▸ **WHAT THIS TASK INVOLVES**: Find every line of the listing below where "Sensor" appears, and copy it.

++++++++++++++++++++

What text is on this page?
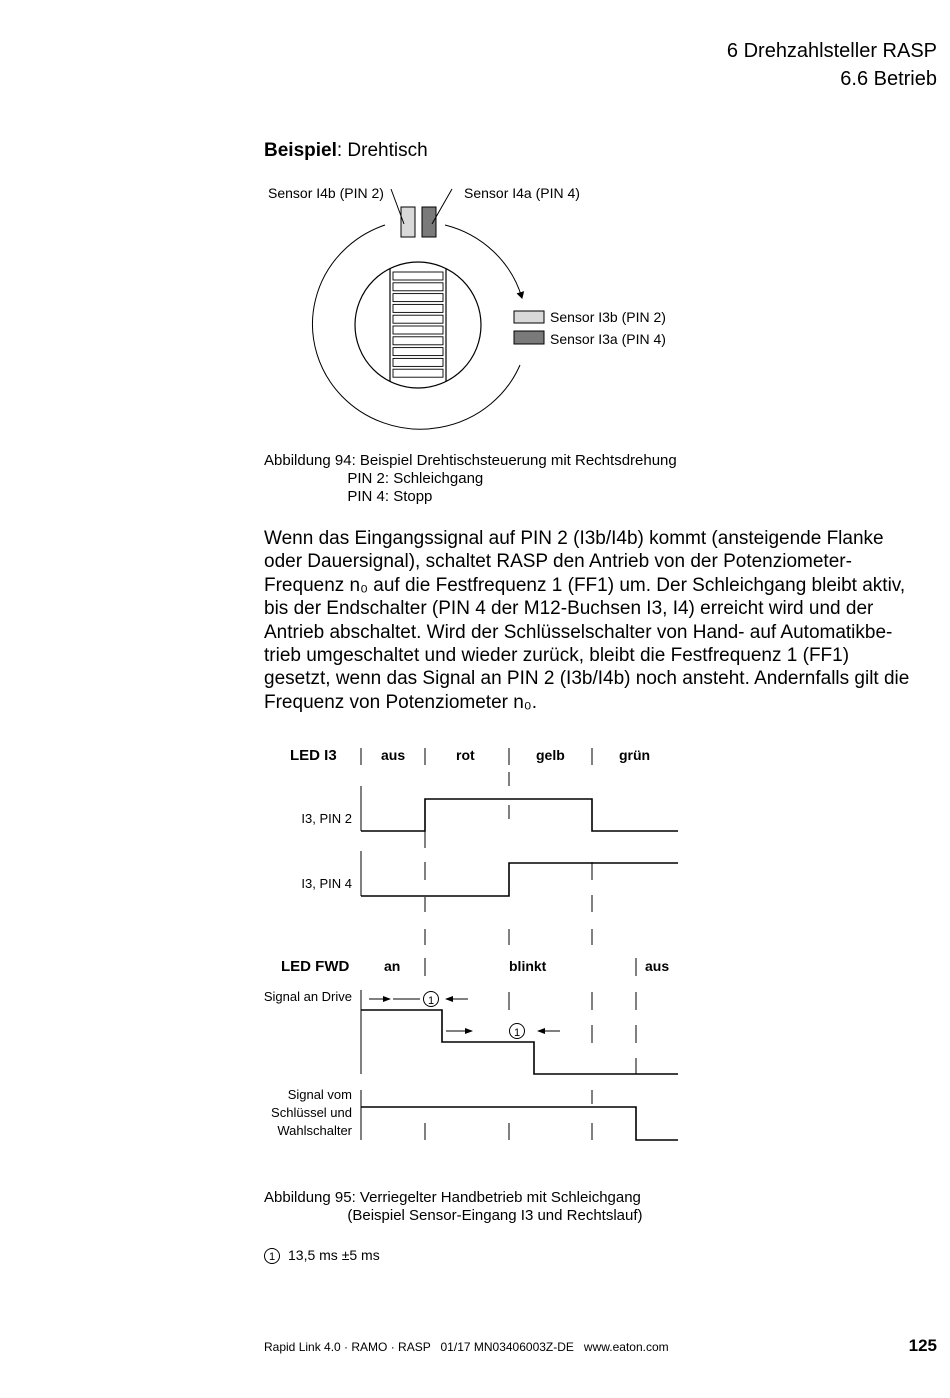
6 Drehzahlsteller RASP
6.6 Betrieb
Beispiel: Drehtisch
Sensor I4b (PIN 2)	Sensor I4a (PIN 4)
Sensor I3b (PIN 2)
Sensor I3a (PIN 4)
Abbildung 94: Beispiel Drehtischsteuerung mit Rechtsdrehung
PIN 2: Schleichgang
PIN 4: Stopp
Wenn das Eingangssignal auf PIN 2 (I3b/I4b) kommt (ansteigende Flanke
oder Dauersignal), schaltet RASP den Antrieb von der Potenziometer-
Frequenz n₀ auf die Festfrequenz 1 (FF1) um. Der Schleichgang bleibt aktiv,
bis der Endschalter (PIN 4 der M12-Buchsen I3, I4) erreicht wird und der
Antrieb abschaltet. Wird der Schlüsselschalter von Hand- auf Automatikbe-
trieb umgeschaltet und wieder zurück, bleibt die Festfrequenz 1 (FF1)
gesetzt, wenn das Signal an PIN 2 (I3b/I4b) noch ansteht. Andernfalls gilt die
Frequenz von Potenziometer n₀.
LED I3	aus	rot	gelb	grün
I3, PIN 2
I3, PIN 4
LED FWD an	blinkt	aus
Signal an Drive
Signal vom
Schlüssel und
Wahlschalter
1
1
Abbildung 95: Verriegelter Handbetrieb mit Schleichgang
(Beispiel Sensor-Eingang I3 und Rechtslauf)
1 13,5 ms ±5 ms
Rapid Link 4.0 · RAMO · RASP   01/17 MN03406003Z-DE   www.eaton.com	125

++++++++++++++++++++

▸ **RESPONSE**:
Sensor I4b (PIN 2)	Sensor I4a (PIN 4)
Sensor I3b (PIN 2)
Sensor I3a (PIN 4)
(Beispiel Sensor-Eingang I3 und Rechtslauf)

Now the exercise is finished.